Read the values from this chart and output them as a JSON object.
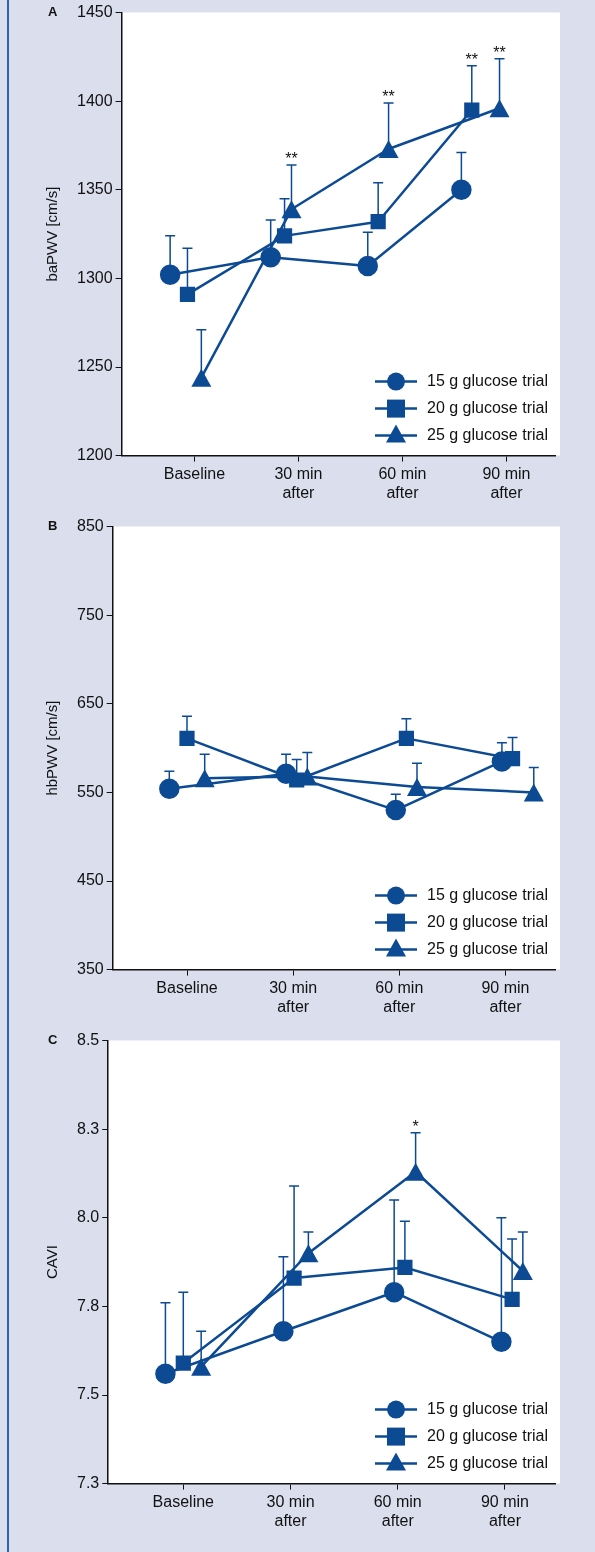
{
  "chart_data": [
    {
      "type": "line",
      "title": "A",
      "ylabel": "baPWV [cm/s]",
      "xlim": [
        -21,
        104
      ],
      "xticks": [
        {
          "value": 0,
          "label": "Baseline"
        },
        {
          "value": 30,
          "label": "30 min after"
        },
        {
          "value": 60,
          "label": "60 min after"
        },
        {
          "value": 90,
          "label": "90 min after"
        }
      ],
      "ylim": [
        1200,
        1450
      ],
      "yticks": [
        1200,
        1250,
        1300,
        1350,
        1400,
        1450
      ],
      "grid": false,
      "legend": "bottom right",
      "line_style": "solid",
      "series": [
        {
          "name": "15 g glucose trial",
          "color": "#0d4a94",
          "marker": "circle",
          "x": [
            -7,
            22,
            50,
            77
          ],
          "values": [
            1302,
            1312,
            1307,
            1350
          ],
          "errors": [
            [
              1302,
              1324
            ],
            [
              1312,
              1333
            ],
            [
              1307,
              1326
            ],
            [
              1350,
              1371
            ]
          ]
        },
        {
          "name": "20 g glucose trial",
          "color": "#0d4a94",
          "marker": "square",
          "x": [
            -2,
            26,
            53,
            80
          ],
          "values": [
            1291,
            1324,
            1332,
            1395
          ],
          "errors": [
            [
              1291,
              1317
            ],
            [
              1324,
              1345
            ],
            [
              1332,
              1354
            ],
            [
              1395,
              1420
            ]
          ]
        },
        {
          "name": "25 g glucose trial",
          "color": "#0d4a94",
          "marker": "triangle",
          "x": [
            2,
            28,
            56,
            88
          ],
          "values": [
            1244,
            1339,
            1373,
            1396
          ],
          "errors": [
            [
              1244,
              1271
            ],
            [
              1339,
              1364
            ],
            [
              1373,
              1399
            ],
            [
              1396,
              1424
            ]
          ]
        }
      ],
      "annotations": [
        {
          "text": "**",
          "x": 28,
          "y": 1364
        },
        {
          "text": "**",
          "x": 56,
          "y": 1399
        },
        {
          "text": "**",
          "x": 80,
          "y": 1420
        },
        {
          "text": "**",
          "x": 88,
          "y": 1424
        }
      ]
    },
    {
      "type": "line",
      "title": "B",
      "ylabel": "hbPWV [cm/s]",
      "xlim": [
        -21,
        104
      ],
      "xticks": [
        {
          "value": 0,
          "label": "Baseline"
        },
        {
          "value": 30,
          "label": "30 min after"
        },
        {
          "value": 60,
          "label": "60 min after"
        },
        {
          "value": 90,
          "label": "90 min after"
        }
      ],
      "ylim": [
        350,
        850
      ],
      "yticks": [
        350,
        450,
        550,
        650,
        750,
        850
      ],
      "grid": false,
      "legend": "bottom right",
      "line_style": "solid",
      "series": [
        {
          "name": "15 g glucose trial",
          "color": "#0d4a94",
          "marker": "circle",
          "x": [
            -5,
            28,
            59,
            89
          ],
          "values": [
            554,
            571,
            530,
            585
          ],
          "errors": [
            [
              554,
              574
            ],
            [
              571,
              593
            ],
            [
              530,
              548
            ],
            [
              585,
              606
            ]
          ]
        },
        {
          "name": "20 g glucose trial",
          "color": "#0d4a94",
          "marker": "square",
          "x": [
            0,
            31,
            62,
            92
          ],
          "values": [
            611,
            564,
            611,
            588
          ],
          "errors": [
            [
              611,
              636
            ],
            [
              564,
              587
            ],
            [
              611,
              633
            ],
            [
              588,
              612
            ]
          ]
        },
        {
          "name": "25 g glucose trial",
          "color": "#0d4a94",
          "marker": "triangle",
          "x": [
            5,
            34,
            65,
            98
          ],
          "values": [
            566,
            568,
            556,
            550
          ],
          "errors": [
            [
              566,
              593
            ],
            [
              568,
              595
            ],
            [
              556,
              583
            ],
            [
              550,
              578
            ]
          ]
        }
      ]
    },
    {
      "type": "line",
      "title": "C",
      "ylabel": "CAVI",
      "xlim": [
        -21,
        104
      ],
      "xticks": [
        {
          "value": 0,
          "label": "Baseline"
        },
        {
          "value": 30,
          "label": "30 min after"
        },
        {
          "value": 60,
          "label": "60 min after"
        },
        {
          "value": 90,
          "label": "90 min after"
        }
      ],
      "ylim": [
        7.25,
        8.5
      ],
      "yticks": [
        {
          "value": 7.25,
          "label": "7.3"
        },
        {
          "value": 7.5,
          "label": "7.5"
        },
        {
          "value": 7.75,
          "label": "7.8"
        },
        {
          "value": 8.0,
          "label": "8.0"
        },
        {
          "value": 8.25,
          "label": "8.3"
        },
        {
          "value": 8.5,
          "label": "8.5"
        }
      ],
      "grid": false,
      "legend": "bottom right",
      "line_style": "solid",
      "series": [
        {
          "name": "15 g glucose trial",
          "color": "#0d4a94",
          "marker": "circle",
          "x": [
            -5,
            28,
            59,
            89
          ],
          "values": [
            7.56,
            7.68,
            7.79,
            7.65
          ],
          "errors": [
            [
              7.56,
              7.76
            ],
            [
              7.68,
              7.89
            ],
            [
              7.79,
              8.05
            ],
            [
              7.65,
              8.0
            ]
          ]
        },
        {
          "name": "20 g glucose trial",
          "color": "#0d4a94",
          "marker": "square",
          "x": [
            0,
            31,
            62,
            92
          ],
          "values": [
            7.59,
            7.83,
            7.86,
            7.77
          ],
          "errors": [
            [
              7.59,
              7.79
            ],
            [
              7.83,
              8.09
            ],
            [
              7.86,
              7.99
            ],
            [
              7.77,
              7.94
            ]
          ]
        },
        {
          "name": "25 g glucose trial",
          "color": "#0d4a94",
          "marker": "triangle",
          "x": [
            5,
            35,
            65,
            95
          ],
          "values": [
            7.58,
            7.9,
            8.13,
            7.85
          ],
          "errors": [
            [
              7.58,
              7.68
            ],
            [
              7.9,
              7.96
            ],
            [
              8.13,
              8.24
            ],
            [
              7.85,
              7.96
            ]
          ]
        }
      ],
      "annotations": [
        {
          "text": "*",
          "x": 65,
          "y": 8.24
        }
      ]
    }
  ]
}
- - - - - - -
■ **EXERCISE INSTRUCTIONS**
Without the pictures, print the whole listing exactly as given.

■ **WRITTEN RESPONSE**
Read the values from this chart and output them as a JSON object.
{
  "chart_data": [
    {
      "type": "line",
      "title": "A",
      "ylabel": "baPWV [cm/s]",
      "xlim": [
        -21,
        104
      ],
      "xticks": [
        {
          "value": 0,
          "label": "Baseline"
        },
        {
          "value": 30,
          "label": "30 min after"
        },
        {
          "value": 60,
          "label": "60 min after"
        },
        {
          "value": 90,
          "label": "90 min after"
        }
      ],
      "ylim": [
        1200,
        1450
      ],
      "yticks": [
        1200,
        1250,
        1300,
        1350,
        1400,
        1450
      ],
      "grid": false,
      "legend": "bottom right",
      "line_style": "solid",
      "series": [
        {
          "name": "15 g glucose trial",
          "color": "#0d4a94",
          "marker": "circle",
          "x": [
            -7,
            22,
            50,
            77
          ],
          "values": [
            1302,
            1312,
            1307,
            1350
          ],
          "errors": [
            [
              1302,
              1324
            ],
            [
              1312,
              1333
            ],
            [
              1307,
              1326
            ],
            [
              1350,
              1371
            ]
          ]
        },
        {
          "name": "20 g glucose trial",
          "color": "#0d4a94",
          "marker": "square",
          "x": [
            -2,
            26,
            53,
            80
          ],
          "values": [
            1291,
            1324,
            1332,
            1395
          ],
          "errors": [
            [
              1291,
              1317
            ],
            [
              1324,
              1345
            ],
            [
              1332,
              1354
            ],
            [
              1395,
              1420
            ]
          ]
        },
        {
          "name": "25 g glucose trial",
          "color": "#0d4a94",
          "marker": "triangle",
          "x": [
            2,
            28,
            56,
            88
          ],
          "values": [
            1244,
            1339,
            1373,
            1396
          ],
          "errors": [
            [
              1244,
              1271
            ],
            [
              1339,
              1364
            ],
            [
              1373,
              1399
            ],
            [
              1396,
              1424
            ]
          ]
        }
      ],
      "annotations": [
        {
          "text": "**",
          "x": 28,
          "y": 1364
        },
        {
          "text": "**",
          "x": 56,
          "y": 1399
        },
        {
          "text": "**",
          "x": 80,
          "y": 1420
        },
        {
          "text": "**",
          "x": 88,
          "y": 1424
        }
      ]
    },
    {
      "type": "line",
      "title": "B",
      "ylabel": "hbPWV [cm/s]",
      "xlim": [
        -21,
        104
      ],
      "xticks": [
        {
          "value": 0,
          "label": "Baseline"
        },
        {
          "value": 30,
          "label": "30 min after"
        },
        {
          "value": 60,
          "label": "60 min after"
        },
        {
          "value": 90,
          "label": "90 min after"
        }
      ],
      "ylim": [
        350,
        850
      ],
      "yticks": [
        350,
        450,
        550,
        650,
        750,
        850
      ],
      "grid": false,
      "legend": "bottom right",
      "line_style": "solid",
      "series": [
        {
          "name": "15 g glucose trial",
          "color": "#0d4a94",
          "marker": "circle",
          "x": [
            -5,
            28,
            59,
            89
          ],
          "values": [
            554,
            571,
            530,
            585
          ],
          "errors": [
            [
              554,
              574
            ],
            [
              571,
              593
            ],
            [
              530,
              548
            ],
            [
              585,
              606
            ]
          ]
        },
        {
          "name": "20 g glucose trial",
          "color": "#0d4a94",
          "marker": "square",
          "x": [
            0,
            31,
            62,
            92
          ],
          "values": [
            611,
            564,
            611,
            588
          ],
          "errors": [
            [
              611,
              636
            ],
            [
              564,
              587
            ],
            [
              611,
              633
            ],
            [
              588,
              612
            ]
          ]
        },
        {
          "name": "25 g glucose trial",
          "color": "#0d4a94",
          "marker": "triangle",
          "x": [
            5,
            34,
            65,
            98
          ],
          "values": [
            566,
            568,
            556,
            550
          ],
          "errors": [
            [
              566,
              593
            ],
            [
              568,
              595
            ],
            [
              556,
              583
            ],
            [
              550,
              578
            ]
          ]
        }
      ]
    },
    {
      "type": "line",
      "title": "C",
      "ylabel": "CAVI",
      "xlim": [
        -21,
        104
      ],
      "xticks": [
        {
          "value": 0,
          "label": "Baseline"
        },
        {
          "value": 30,
          "label": "30 min after"
        },
        {
          "value": 60,
          "label": "60 min after"
        },
        {
          "value": 90,
          "label": "90 min after"
        }
      ],
      "ylim": [
        7.25,
        8.5
      ],
      "yticks": [
        {
          "value": 7.25,
          "label": "7.3"
        },
        {
          "value": 7.5,
          "label": "7.5"
        },
        {
          "value": 7.75,
          "label": "7.8"
        },
        {
          "value": 8.0,
          "label": "8.0"
        },
        {
          "value": 8.25,
          "label": "8.3"
        },
        {
          "value": 8.5,
          "label": "8.5"
        }
      ],
      "grid": false,
      "legend": "bottom right",
      "line_style": "solid",
      "series": [
        {
          "name": "15 g glucose trial",
          "color": "#0d4a94",
          "marker": "circle",
          "x": [
            -5,
            28,
            59,
            89
          ],
          "values": [
            7.56,
            7.68,
            7.79,
            7.65
          ],
          "errors": [
            [
              7.56,
              7.76
            ],
            [
              7.68,
              7.89
            ],
            [
              7.79,
              8.05
            ],
            [
              7.65,
              8.0
            ]
          ]
        },
        {
          "name": "20 g glucose trial",
          "color": "#0d4a94",
          "marker": "square",
          "x": [
            0,
            31,
            62,
            92
          ],
          "values": [
            7.59,
            7.83,
            7.86,
            7.77
          ],
          "errors": [
            [
              7.59,
              7.79
            ],
            [
              7.83,
              8.09
            ],
            [
              7.86,
              7.99
            ],
            [
              7.77,
              7.94
            ]
          ]
        },
        {
          "name": "25 g glucose trial",
          "color": "#0d4a94",
          "marker": "triangle",
          "x": [
            5,
            35,
            65,
            95
          ],
          "values": [
            7.58,
            7.9,
            8.13,
            7.85
          ],
          "errors": [
            [
              7.58,
              7.68
            ],
            [
              7.9,
              7.96
            ],
            [
              8.13,
              8.24
            ],
            [
              7.85,
              7.96
            ]
          ]
        }
      ],
      "annotations": [
        {
          "text": "*",
          "x": 65,
          "y": 8.24
        }
      ]
    }
  ]
}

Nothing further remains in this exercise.